### PROBLEM REQUIREMENTS
Can you output the material exactly as written, minus any pictures it holds?

· · · · · · ·

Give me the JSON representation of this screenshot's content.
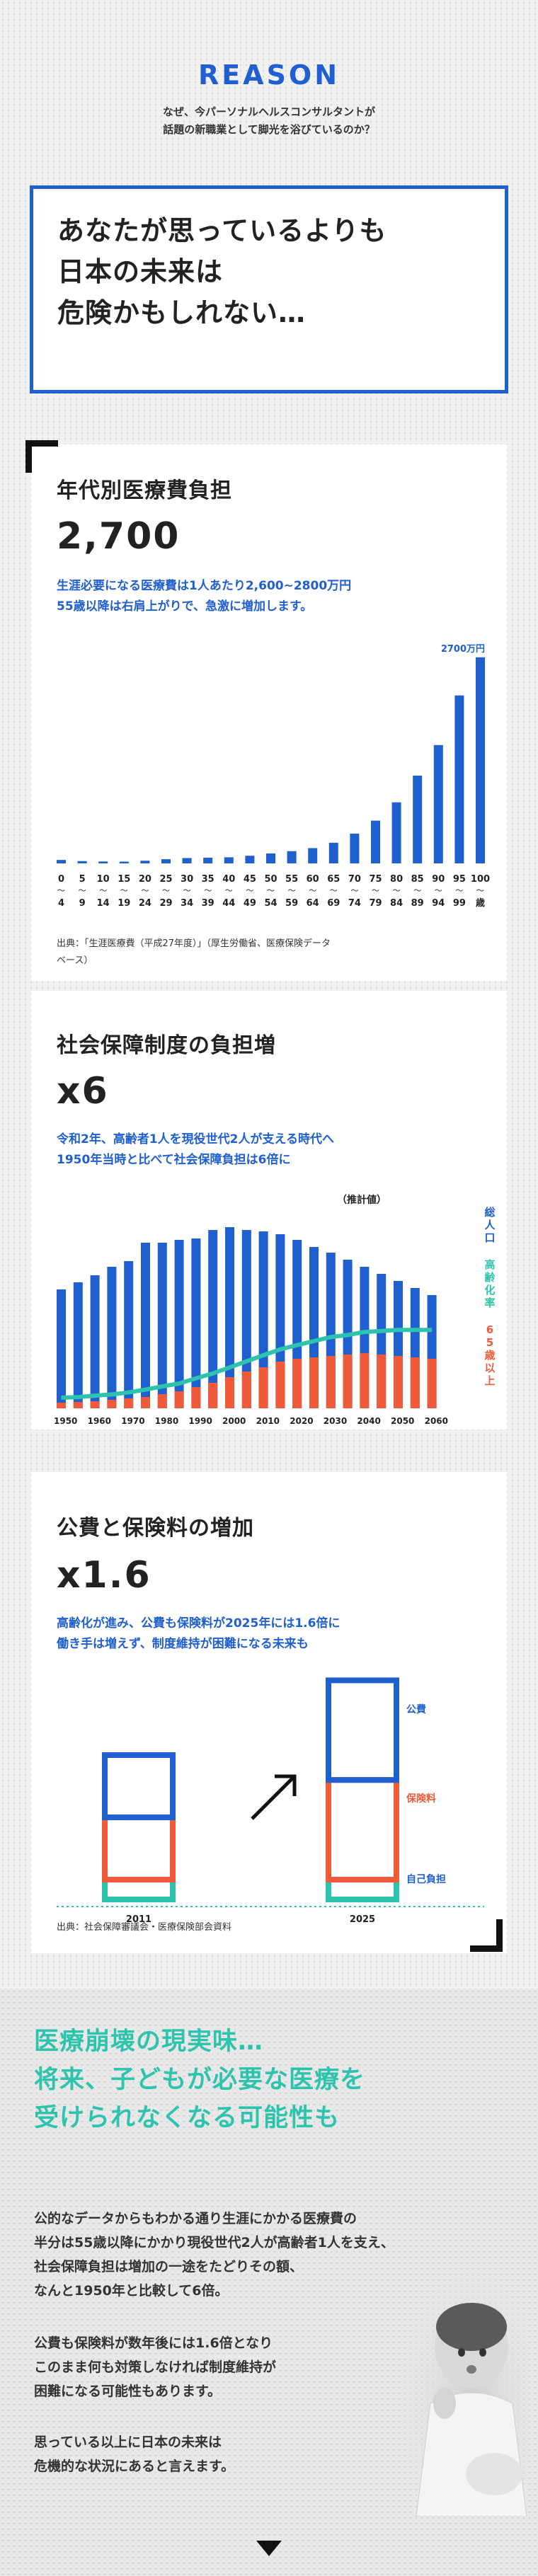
{
  "hero": {
    "title": "REASON",
    "subtitle_lines": [
      "なぜ、今パーソナルヘルスコンサルタントが",
      "話題の新職業として脚光を浴びているのか？"
    ],
    "box_lines": [
      "あなたが思っているよりも",
      "日本の未来は",
      "危険かもしれない…"
    ]
  },
  "card1": {
    "title": "年代別医療費負担",
    "big": "2,700",
    "desc_lines": [
      "生涯必要になる医療費は1人あたり2,600~2800万円",
      "55歳以降は右肩上がりで、急激に増加します。"
    ],
    "source_lines": [
      "出典：「生涯医療費（平成27年度）」（厚生労働省、医療保険データ",
      "ベース）"
    ]
  },
  "card2": {
    "title": "社会保障制度の負担増",
    "big": "x6",
    "desc_lines": [
      "令和2年、高齢者1人を現役世代2人が支える時代へ",
      "1950年当時と比べて社会保障負担は6倍に"
    ]
  },
  "card3": {
    "title": "公費と保険料の増加",
    "big": "x1.6",
    "desc_lines": [
      "高齢化が進み、公費も保険料が2025年には1.6倍に",
      "働き手は増えず、制度維持が困難になる未来も"
    ],
    "source": "出典：社会保障審議会・医療保険部会資料"
  },
  "bottom": {
    "head_lines": [
      "医療崩壊の現実味…",
      "将来、子どもが必要な医療を",
      "受けられなくなる可能性も"
    ],
    "para1": [
      "公的なデータからもわかる通り生涯にかかる医療費の",
      "半分は55歳以降にかかり現役世代2人が高齢者1人を支え、",
      "社会保障負担は増加の一途をたどりその額、",
      "なんと1950年と比較して6倍。"
    ],
    "para2": [
      "公費も保険料が数年後には1.6倍となり",
      "このまま何も対策しなければ制度維持が",
      "困難になる可能性もあります。"
    ],
    "para3": [
      "思っている以上に日本の未来は",
      "危機的な状況にあると言えます。"
    ]
  },
  "colors": {
    "blue": "#1f5fd0",
    "red": "#ef5a3a",
    "teal": "#2ec3ad"
  },
  "chart_data": [
    {
      "type": "bar",
      "categories_top": [
        "0",
        "5",
        "10",
        "15",
        "20",
        "25",
        "30",
        "35",
        "40",
        "45",
        "50",
        "55",
        "60",
        "65",
        "70",
        "75",
        "80",
        "85",
        "90",
        "95",
        "100"
      ],
      "categories_bottom": [
        "4",
        "9",
        "14",
        "19",
        "24",
        "29",
        "34",
        "39",
        "44",
        "49",
        "54",
        "59",
        "64",
        "69",
        "74",
        "79",
        "84",
        "89",
        "94",
        "99",
        "歳"
      ],
      "values": [
        45,
        30,
        25,
        23,
        35,
        55,
        70,
        75,
        80,
        100,
        130,
        160,
        200,
        270,
        390,
        560,
        800,
        1150,
        1550,
        2200,
        2700
      ],
      "annotation": "2700万円",
      "xlabel": "",
      "ylabel": "",
      "ylim": [
        0,
        2800
      ],
      "grid": false
    },
    {
      "type": "bar",
      "x_labels": [
        "1950",
        "1960",
        "1970",
        "1980",
        "1990",
        "2000",
        "2010",
        "2020",
        "2030",
        "2040",
        "2050",
        "2060"
      ],
      "series": [
        {
          "name": "総人口",
          "values": [
            84,
            89,
            94,
            100,
            104,
            117,
            117,
            119,
            120,
            126,
            128,
            126,
            125,
            123,
            119,
            114,
            110,
            105,
            100,
            95,
            90,
            85,
            80
          ]
        },
        {
          "name": "65歳以上",
          "values": [
            4,
            4.5,
            5,
            6,
            7,
            8,
            10,
            12,
            15,
            18,
            22,
            26,
            29,
            33,
            35,
            36,
            37,
            38,
            39,
            38,
            37,
            36,
            35
          ]
        },
        {
          "name": "高齢化率",
          "values": [
            5,
            5.3,
            6,
            6.6,
            7.6,
            9,
            10.6,
            12,
            14.6,
            17,
            20,
            23,
            26,
            28.9,
            31,
            33,
            35,
            36,
            37.5,
            38,
            38.5,
            38.5,
            38.5
          ]
        }
      ],
      "annotation": "（推計値）"
    },
    {
      "type": "bar",
      "categories": [
        "2011",
        "2025"
      ],
      "series": [
        {
          "name": "公費",
          "values": [
            1,
            1.6
          ]
        },
        {
          "name": "保険料",
          "values": [
            1,
            1.6
          ]
        },
        {
          "name": "自己負担",
          "values": [
            0.35,
            0.35
          ]
        }
      ]
    }
  ]
}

· · · · · · ·

### SOLUTION
Give me the JSON representation of this screenshot's content.
{
  "hero": {
    "title": "REASON",
    "subtitle_lines": [
      "なぜ、今パーソナルヘルスコンサルタントが",
      "話題の新職業として脚光を浴びているのか？"
    ],
    "box_lines": [
      "あなたが思っているよりも",
      "日本の未来は",
      "危険かもしれない…"
    ]
  },
  "card1": {
    "title": "年代別医療費負担",
    "big": "2,700",
    "desc_lines": [
      "生涯必要になる医療費は1人あたり2,600~2800万円",
      "55歳以降は右肩上がりで、急激に増加します。"
    ],
    "source_lines": [
      "出典：「生涯医療費（平成27年度）」（厚生労働省、医療保険データ",
      "ベース）"
    ]
  },
  "card2": {
    "title": "社会保障制度の負担増",
    "big": "x6",
    "desc_lines": [
      "令和2年、高齢者1人を現役世代2人が支える時代へ",
      "1950年当時と比べて社会保障負担は6倍に"
    ]
  },
  "card3": {
    "title": "公費と保険料の増加",
    "big": "x1.6",
    "desc_lines": [
      "高齢化が進み、公費も保険料が2025年には1.6倍に",
      "働き手は増えず、制度維持が困難になる未来も"
    ],
    "source": "出典：社会保障審議会・医療保険部会資料"
  },
  "bottom": {
    "head_lines": [
      "医療崩壊の現実味…",
      "将来、子どもが必要な医療を",
      "受けられなくなる可能性も"
    ],
    "para1": [
      "公的なデータからもわかる通り生涯にかかる医療費の",
      "半分は55歳以降にかかり現役世代2人が高齢者1人を支え、",
      "社会保障負担は増加の一途をたどりその額、",
      "なんと1950年と比較して6倍。"
    ],
    "para2": [
      "公費も保険料が数年後には1.6倍となり",
      "このまま何も対策しなければ制度維持が",
      "困難になる可能性もあります。"
    ],
    "para3": [
      "思っている以上に日本の未来は",
      "危機的な状況にあると言えます。"
    ]
  },
  "colors": {
    "blue": "#1f5fd0",
    "red": "#ef5a3a",
    "teal": "#2ec3ad"
  },
  "chart_data": [
    {
      "type": "bar",
      "categories_top": [
        "0",
        "5",
        "10",
        "15",
        "20",
        "25",
        "30",
        "35",
        "40",
        "45",
        "50",
        "55",
        "60",
        "65",
        "70",
        "75",
        "80",
        "85",
        "90",
        "95",
        "100"
      ],
      "categories_bottom": [
        "4",
        "9",
        "14",
        "19",
        "24",
        "29",
        "34",
        "39",
        "44",
        "49",
        "54",
        "59",
        "64",
        "69",
        "74",
        "79",
        "84",
        "89",
        "94",
        "99",
        "歳"
      ],
      "values": [
        45,
        30,
        25,
        23,
        35,
        55,
        70,
        75,
        80,
        100,
        130,
        160,
        200,
        270,
        390,
        560,
        800,
        1150,
        1550,
        2200,
        2700
      ],
      "annotation": "2700万円",
      "xlabel": "",
      "ylabel": "",
      "ylim": [
        0,
        2800
      ],
      "grid": false
    },
    {
      "type": "bar",
      "x_labels": [
        "1950",
        "1960",
        "1970",
        "1980",
        "1990",
        "2000",
        "2010",
        "2020",
        "2030",
        "2040",
        "2050",
        "2060"
      ],
      "series": [
        {
          "name": "総人口",
          "values": [
            84,
            89,
            94,
            100,
            104,
            117,
            117,
            119,
            120,
            126,
            128,
            126,
            125,
            123,
            119,
            114,
            110,
            105,
            100,
            95,
            90,
            85,
            80
          ]
        },
        {
          "name": "65歳以上",
          "values": [
            4,
            4.5,
            5,
            6,
            7,
            8,
            10,
            12,
            15,
            18,
            22,
            26,
            29,
            33,
            35,
            36,
            37,
            38,
            39,
            38,
            37,
            36,
            35
          ]
        },
        {
          "name": "高齢化率",
          "values": [
            5,
            5.3,
            6,
            6.6,
            7.6,
            9,
            10.6,
            12,
            14.6,
            17,
            20,
            23,
            26,
            28.9,
            31,
            33,
            35,
            36,
            37.5,
            38,
            38.5,
            38.5,
            38.5
          ]
        }
      ],
      "annotation": "（推計値）"
    },
    {
      "type": "bar",
      "categories": [
        "2011",
        "2025"
      ],
      "series": [
        {
          "name": "公費",
          "values": [
            1,
            1.6
          ]
        },
        {
          "name": "保険料",
          "values": [
            1,
            1.6
          ]
        },
        {
          "name": "自己負担",
          "values": [
            0.35,
            0.35
          ]
        }
      ]
    }
  ]
}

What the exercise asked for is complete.